Exercise details → Without including any pictures, copy each entry below exactly.

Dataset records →
━━━━━━━━━━━━━━━━━━━━
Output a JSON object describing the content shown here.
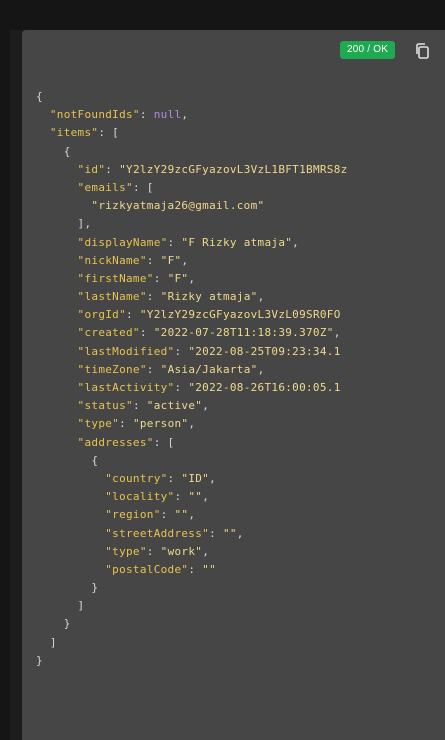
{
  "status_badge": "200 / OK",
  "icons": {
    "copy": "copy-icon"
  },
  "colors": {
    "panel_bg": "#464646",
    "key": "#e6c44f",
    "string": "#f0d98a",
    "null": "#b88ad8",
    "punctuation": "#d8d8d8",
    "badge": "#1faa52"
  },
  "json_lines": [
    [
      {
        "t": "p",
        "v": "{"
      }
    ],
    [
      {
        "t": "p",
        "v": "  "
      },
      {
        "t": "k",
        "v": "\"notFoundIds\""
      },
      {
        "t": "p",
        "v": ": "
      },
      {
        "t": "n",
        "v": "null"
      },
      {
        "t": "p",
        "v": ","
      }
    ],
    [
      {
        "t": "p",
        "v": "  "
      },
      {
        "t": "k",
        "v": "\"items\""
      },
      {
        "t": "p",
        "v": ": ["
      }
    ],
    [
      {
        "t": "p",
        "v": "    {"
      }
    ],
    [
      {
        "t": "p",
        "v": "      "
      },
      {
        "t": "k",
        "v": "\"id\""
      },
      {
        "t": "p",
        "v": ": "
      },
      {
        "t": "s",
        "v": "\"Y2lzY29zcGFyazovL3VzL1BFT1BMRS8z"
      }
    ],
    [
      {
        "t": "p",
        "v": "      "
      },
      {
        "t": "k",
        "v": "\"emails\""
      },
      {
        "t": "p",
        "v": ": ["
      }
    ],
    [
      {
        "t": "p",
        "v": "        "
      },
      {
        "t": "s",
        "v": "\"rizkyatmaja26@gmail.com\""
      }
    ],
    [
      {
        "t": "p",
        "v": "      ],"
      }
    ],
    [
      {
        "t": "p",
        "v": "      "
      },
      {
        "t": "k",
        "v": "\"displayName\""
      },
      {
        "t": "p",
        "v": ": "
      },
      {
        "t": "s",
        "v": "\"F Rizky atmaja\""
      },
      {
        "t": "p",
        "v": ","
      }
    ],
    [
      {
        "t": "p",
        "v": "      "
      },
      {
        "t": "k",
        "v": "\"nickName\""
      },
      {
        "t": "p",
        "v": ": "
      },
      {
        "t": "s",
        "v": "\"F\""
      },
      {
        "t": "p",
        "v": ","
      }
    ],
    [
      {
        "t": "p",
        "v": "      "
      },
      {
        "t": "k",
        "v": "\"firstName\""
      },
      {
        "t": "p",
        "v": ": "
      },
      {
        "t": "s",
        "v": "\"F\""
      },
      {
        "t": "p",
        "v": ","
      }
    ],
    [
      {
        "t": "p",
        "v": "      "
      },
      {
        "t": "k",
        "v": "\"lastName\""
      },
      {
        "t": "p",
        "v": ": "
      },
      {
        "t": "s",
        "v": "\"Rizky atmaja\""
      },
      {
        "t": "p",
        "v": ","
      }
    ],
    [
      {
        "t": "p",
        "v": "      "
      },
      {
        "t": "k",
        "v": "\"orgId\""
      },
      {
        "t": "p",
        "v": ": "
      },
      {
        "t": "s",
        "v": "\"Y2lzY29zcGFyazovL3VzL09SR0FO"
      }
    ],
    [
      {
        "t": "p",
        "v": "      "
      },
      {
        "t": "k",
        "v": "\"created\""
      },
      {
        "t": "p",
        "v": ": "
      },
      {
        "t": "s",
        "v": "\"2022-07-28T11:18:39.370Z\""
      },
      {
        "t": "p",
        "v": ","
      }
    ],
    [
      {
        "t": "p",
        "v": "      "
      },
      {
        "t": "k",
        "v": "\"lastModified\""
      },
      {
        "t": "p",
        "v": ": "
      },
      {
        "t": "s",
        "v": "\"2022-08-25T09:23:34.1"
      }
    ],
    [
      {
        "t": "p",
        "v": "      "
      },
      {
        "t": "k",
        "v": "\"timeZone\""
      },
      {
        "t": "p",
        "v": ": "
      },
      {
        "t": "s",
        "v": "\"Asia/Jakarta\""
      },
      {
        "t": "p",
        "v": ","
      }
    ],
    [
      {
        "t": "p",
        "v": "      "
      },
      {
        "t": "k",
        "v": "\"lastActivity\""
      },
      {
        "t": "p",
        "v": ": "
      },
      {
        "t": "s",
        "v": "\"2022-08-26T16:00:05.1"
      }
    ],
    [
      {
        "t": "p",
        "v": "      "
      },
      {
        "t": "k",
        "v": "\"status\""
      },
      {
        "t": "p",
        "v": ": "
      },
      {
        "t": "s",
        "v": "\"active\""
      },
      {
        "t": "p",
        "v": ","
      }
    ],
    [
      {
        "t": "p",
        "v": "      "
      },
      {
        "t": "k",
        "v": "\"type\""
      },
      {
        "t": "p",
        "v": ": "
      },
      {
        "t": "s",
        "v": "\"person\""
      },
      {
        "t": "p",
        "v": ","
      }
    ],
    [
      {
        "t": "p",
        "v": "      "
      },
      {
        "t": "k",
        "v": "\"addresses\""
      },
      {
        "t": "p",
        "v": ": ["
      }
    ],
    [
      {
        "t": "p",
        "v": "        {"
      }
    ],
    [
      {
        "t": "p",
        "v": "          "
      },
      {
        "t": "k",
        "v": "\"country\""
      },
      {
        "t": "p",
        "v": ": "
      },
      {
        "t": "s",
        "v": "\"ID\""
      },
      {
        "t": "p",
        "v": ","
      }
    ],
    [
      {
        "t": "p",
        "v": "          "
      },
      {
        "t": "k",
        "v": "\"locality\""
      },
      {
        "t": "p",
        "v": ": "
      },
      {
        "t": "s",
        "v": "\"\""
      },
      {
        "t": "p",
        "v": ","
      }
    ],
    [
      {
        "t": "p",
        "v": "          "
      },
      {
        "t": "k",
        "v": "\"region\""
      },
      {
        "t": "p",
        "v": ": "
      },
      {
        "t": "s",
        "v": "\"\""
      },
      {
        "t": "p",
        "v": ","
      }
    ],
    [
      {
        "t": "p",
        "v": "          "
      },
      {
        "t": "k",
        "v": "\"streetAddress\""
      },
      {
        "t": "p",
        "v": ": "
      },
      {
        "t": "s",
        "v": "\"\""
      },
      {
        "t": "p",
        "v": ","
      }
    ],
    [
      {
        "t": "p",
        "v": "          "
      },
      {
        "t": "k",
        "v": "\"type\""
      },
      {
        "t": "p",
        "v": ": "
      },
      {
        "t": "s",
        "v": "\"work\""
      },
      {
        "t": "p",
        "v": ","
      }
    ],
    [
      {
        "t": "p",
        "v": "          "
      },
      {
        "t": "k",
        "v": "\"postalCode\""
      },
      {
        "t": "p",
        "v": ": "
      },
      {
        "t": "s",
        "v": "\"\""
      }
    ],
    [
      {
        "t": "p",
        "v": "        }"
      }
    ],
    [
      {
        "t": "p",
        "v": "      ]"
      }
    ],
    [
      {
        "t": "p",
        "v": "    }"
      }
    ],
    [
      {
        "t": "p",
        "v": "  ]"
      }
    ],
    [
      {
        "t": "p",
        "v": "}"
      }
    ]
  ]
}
━━━━━━━━━━━━━━━━━━━━
Full output →
Output a JSON object describing the content shown here.
{
  "status_badge": "200 / OK",
  "icons": {
    "copy": "copy-icon"
  },
  "colors": {
    "panel_bg": "#464646",
    "key": "#e6c44f",
    "string": "#f0d98a",
    "null": "#b88ad8",
    "punctuation": "#d8d8d8",
    "badge": "#1faa52"
  },
  "json_lines": [
    [
      {
        "t": "p",
        "v": "{"
      }
    ],
    [
      {
        "t": "p",
        "v": "  "
      },
      {
        "t": "k",
        "v": "\"notFoundIds\""
      },
      {
        "t": "p",
        "v": ": "
      },
      {
        "t": "n",
        "v": "null"
      },
      {
        "t": "p",
        "v": ","
      }
    ],
    [
      {
        "t": "p",
        "v": "  "
      },
      {
        "t": "k",
        "v": "\"items\""
      },
      {
        "t": "p",
        "v": ": ["
      }
    ],
    [
      {
        "t": "p",
        "v": "    {"
      }
    ],
    [
      {
        "t": "p",
        "v": "      "
      },
      {
        "t": "k",
        "v": "\"id\""
      },
      {
        "t": "p",
        "v": ": "
      },
      {
        "t": "s",
        "v": "\"Y2lzY29zcGFyazovL3VzL1BFT1BMRS8z"
      }
    ],
    [
      {
        "t": "p",
        "v": "      "
      },
      {
        "t": "k",
        "v": "\"emails\""
      },
      {
        "t": "p",
        "v": ": ["
      }
    ],
    [
      {
        "t": "p",
        "v": "        "
      },
      {
        "t": "s",
        "v": "\"rizkyatmaja26@gmail.com\""
      }
    ],
    [
      {
        "t": "p",
        "v": "      ],"
      }
    ],
    [
      {
        "t": "p",
        "v": "      "
      },
      {
        "t": "k",
        "v": "\"displayName\""
      },
      {
        "t": "p",
        "v": ": "
      },
      {
        "t": "s",
        "v": "\"F Rizky atmaja\""
      },
      {
        "t": "p",
        "v": ","
      }
    ],
    [
      {
        "t": "p",
        "v": "      "
      },
      {
        "t": "k",
        "v": "\"nickName\""
      },
      {
        "t": "p",
        "v": ": "
      },
      {
        "t": "s",
        "v": "\"F\""
      },
      {
        "t": "p",
        "v": ","
      }
    ],
    [
      {
        "t": "p",
        "v": "      "
      },
      {
        "t": "k",
        "v": "\"firstName\""
      },
      {
        "t": "p",
        "v": ": "
      },
      {
        "t": "s",
        "v": "\"F\""
      },
      {
        "t": "p",
        "v": ","
      }
    ],
    [
      {
        "t": "p",
        "v": "      "
      },
      {
        "t": "k",
        "v": "\"lastName\""
      },
      {
        "t": "p",
        "v": ": "
      },
      {
        "t": "s",
        "v": "\"Rizky atmaja\""
      },
      {
        "t": "p",
        "v": ","
      }
    ],
    [
      {
        "t": "p",
        "v": "      "
      },
      {
        "t": "k",
        "v": "\"orgId\""
      },
      {
        "t": "p",
        "v": ": "
      },
      {
        "t": "s",
        "v": "\"Y2lzY29zcGFyazovL3VzL09SR0FO"
      }
    ],
    [
      {
        "t": "p",
        "v": "      "
      },
      {
        "t": "k",
        "v": "\"created\""
      },
      {
        "t": "p",
        "v": ": "
      },
      {
        "t": "s",
        "v": "\"2022-07-28T11:18:39.370Z\""
      },
      {
        "t": "p",
        "v": ","
      }
    ],
    [
      {
        "t": "p",
        "v": "      "
      },
      {
        "t": "k",
        "v": "\"lastModified\""
      },
      {
        "t": "p",
        "v": ": "
      },
      {
        "t": "s",
        "v": "\"2022-08-25T09:23:34.1"
      }
    ],
    [
      {
        "t": "p",
        "v": "      "
      },
      {
        "t": "k",
        "v": "\"timeZone\""
      },
      {
        "t": "p",
        "v": ": "
      },
      {
        "t": "s",
        "v": "\"Asia/Jakarta\""
      },
      {
        "t": "p",
        "v": ","
      }
    ],
    [
      {
        "t": "p",
        "v": "      "
      },
      {
        "t": "k",
        "v": "\"lastActivity\""
      },
      {
        "t": "p",
        "v": ": "
      },
      {
        "t": "s",
        "v": "\"2022-08-26T16:00:05.1"
      }
    ],
    [
      {
        "t": "p",
        "v": "      "
      },
      {
        "t": "k",
        "v": "\"status\""
      },
      {
        "t": "p",
        "v": ": "
      },
      {
        "t": "s",
        "v": "\"active\""
      },
      {
        "t": "p",
        "v": ","
      }
    ],
    [
      {
        "t": "p",
        "v": "      "
      },
      {
        "t": "k",
        "v": "\"type\""
      },
      {
        "t": "p",
        "v": ": "
      },
      {
        "t": "s",
        "v": "\"person\""
      },
      {
        "t": "p",
        "v": ","
      }
    ],
    [
      {
        "t": "p",
        "v": "      "
      },
      {
        "t": "k",
        "v": "\"addresses\""
      },
      {
        "t": "p",
        "v": ": ["
      }
    ],
    [
      {
        "t": "p",
        "v": "        {"
      }
    ],
    [
      {
        "t": "p",
        "v": "          "
      },
      {
        "t": "k",
        "v": "\"country\""
      },
      {
        "t": "p",
        "v": ": "
      },
      {
        "t": "s",
        "v": "\"ID\""
      },
      {
        "t": "p",
        "v": ","
      }
    ],
    [
      {
        "t": "p",
        "v": "          "
      },
      {
        "t": "k",
        "v": "\"locality\""
      },
      {
        "t": "p",
        "v": ": "
      },
      {
        "t": "s",
        "v": "\"\""
      },
      {
        "t": "p",
        "v": ","
      }
    ],
    [
      {
        "t": "p",
        "v": "          "
      },
      {
        "t": "k",
        "v": "\"region\""
      },
      {
        "t": "p",
        "v": ": "
      },
      {
        "t": "s",
        "v": "\"\""
      },
      {
        "t": "p",
        "v": ","
      }
    ],
    [
      {
        "t": "p",
        "v": "          "
      },
      {
        "t": "k",
        "v": "\"streetAddress\""
      },
      {
        "t": "p",
        "v": ": "
      },
      {
        "t": "s",
        "v": "\"\""
      },
      {
        "t": "p",
        "v": ","
      }
    ],
    [
      {
        "t": "p",
        "v": "          "
      },
      {
        "t": "k",
        "v": "\"type\""
      },
      {
        "t": "p",
        "v": ": "
      },
      {
        "t": "s",
        "v": "\"work\""
      },
      {
        "t": "p",
        "v": ","
      }
    ],
    [
      {
        "t": "p",
        "v": "          "
      },
      {
        "t": "k",
        "v": "\"postalCode\""
      },
      {
        "t": "p",
        "v": ": "
      },
      {
        "t": "s",
        "v": "\"\""
      }
    ],
    [
      {
        "t": "p",
        "v": "        }"
      }
    ],
    [
      {
        "t": "p",
        "v": "      ]"
      }
    ],
    [
      {
        "t": "p",
        "v": "    }"
      }
    ],
    [
      {
        "t": "p",
        "v": "  ]"
      }
    ],
    [
      {
        "t": "p",
        "v": "}"
      }
    ]
  ]
}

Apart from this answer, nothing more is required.